**What is expected:** Every entry that follows should be reproduced exactly.

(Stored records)
----------------------------------------

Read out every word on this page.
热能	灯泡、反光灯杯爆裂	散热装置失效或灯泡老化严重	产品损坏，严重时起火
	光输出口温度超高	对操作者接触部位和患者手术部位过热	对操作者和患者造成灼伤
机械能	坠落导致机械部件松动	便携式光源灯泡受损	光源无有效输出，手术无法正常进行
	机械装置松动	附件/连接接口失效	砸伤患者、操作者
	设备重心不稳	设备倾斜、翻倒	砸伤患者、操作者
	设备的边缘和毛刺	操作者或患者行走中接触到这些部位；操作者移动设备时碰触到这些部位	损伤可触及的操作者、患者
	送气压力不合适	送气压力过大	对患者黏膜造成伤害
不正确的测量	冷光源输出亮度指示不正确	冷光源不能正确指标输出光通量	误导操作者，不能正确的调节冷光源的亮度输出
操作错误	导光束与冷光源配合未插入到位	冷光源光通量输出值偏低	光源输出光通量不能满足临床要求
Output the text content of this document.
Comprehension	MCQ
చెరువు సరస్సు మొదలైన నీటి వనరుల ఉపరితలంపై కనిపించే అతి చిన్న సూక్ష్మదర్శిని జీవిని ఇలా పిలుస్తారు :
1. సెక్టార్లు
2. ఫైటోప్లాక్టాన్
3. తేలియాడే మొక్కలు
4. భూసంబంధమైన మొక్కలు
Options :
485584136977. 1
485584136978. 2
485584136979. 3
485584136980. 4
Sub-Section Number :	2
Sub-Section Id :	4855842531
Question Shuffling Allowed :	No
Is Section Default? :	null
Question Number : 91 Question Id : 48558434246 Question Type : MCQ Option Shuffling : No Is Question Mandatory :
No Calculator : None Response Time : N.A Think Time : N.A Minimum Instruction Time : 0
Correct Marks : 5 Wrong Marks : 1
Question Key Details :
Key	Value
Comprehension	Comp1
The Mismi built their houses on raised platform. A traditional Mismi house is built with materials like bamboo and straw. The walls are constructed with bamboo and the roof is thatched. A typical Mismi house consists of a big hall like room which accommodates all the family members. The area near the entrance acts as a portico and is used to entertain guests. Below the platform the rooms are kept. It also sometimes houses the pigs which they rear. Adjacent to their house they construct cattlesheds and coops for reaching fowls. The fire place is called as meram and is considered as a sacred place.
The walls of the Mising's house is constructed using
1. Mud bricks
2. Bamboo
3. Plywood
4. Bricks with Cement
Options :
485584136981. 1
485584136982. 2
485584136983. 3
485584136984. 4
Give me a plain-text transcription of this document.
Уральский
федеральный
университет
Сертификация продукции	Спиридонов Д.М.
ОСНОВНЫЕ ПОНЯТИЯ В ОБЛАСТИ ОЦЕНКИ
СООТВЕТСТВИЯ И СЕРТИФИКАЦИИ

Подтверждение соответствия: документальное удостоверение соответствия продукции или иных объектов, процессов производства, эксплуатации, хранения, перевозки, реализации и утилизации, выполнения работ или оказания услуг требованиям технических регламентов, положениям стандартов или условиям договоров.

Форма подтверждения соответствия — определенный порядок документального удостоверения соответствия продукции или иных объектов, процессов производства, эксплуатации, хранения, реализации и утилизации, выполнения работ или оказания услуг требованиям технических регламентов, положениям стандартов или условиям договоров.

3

----------------------------------------

**Solution for this task:**
Read out every word on this page.
热能	灯泡、反光灯杯爆裂	散热装置失效或灯泡老化严重	产品损坏，严重时起火
	光输出口温度超高	对操作者接触部位和患者手术部位过热	对操作者和患者造成灼伤
机械能	坠落导致机械部件松动	便携式光源灯泡受损	光源无有效输出，手术无法正常进行
	机械装置松动	附件/连接接口失效	砸伤患者、操作者
	设备重心不稳	设备倾斜、翻倒	砸伤患者、操作者
	设备的边缘和毛刺	操作者或患者行走中接触到这些部位；操作者移动设备时碰触到这些部位	损伤可触及的操作者、患者
	送气压力不合适	送气压力过大	对患者黏膜造成伤害
不正确的测量	冷光源输出亮度指示不正确	冷光源不能正确指标输出光通量	误导操作者，不能正确的调节冷光源的亮度输出
操作错误	导光束与冷光源配合未插入到位	冷光源光通量输出值偏低	光源输出光通量不能满足临床要求
Output the text content of this document.
Comprehension	MCQ
చెరువు సరస్సు మొదలైన నీటి వనరుల ఉపరితలంపై కనిపించే అతి చిన్న సూక్ష్మదర్శిని జీవిని ఇలా పిలుస్తారు :
1. సెక్టార్లు
2. ఫైటోప్లాక్టాన్
3. తేలియాడే మొక్కలు
4. భూసంబంధమైన మొక్కలు
Options :
485584136977. 1
485584136978. 2
485584136979. 3
485584136980. 4
Sub-Section Number :	2
Sub-Section Id :	4855842531
Question Shuffling Allowed :	No
Is Section Default? :	null
Question Number : 91 Question Id : 48558434246 Question Type : MCQ Option Shuffling : No Is Question Mandatory :
No Calculator : None Response Time : N.A Think Time : N.A Minimum Instruction Time : 0
Correct Marks : 5 Wrong Marks : 1
Question Key Details :
Key	Value
Comprehension	Comp1
The Mismi built their houses on raised platform. A traditional Mismi house is built with materials like bamboo and straw. The walls are constructed with bamboo and the roof is thatched. A typical Mismi house consists of a big hall like room which accommodates all the family members. The area near the entrance acts as a portico and is used to entertain guests. Below the platform the rooms are kept. It also sometimes houses the pigs which they rear. Adjacent to their house they construct cattlesheds and coops for reaching fowls. The fire place is called as meram and is considered as a sacred place.
The walls of the Mising's house is constructed using
1. Mud bricks
2. Bamboo
3. Plywood
4. Bricks with Cement
Options :
485584136981. 1
485584136982. 2
485584136983. 3
485584136984. 4
Give me a plain-text transcription of this document.
Уральский
федеральный
университет
Сертификация продукции	Спиридонов Д.М.
ОСНОВНЫЕ ПОНЯТИЯ В ОБЛАСТИ ОЦЕНКИ
СООТВЕТСТВИЯ И СЕРТИФИКАЦИИ

Подтверждение соответствия: документальное удостоверение соответствия продукции или иных объектов, процессов производства, эксплуатации, хранения, перевозки, реализации и утилизации, выполнения работ или оказания услуг требованиям технических регламентов, положениям стандартов или условиям договоров.

Форма подтверждения соответствия — определенный порядок документального удостоверения соответствия продукции или иных объектов, процессов производства, эксплуатации, хранения, реализации и утилизации, выполнения работ или оказания услуг требованиям технических регламентов, положениям стандартов или условиям договоров.

3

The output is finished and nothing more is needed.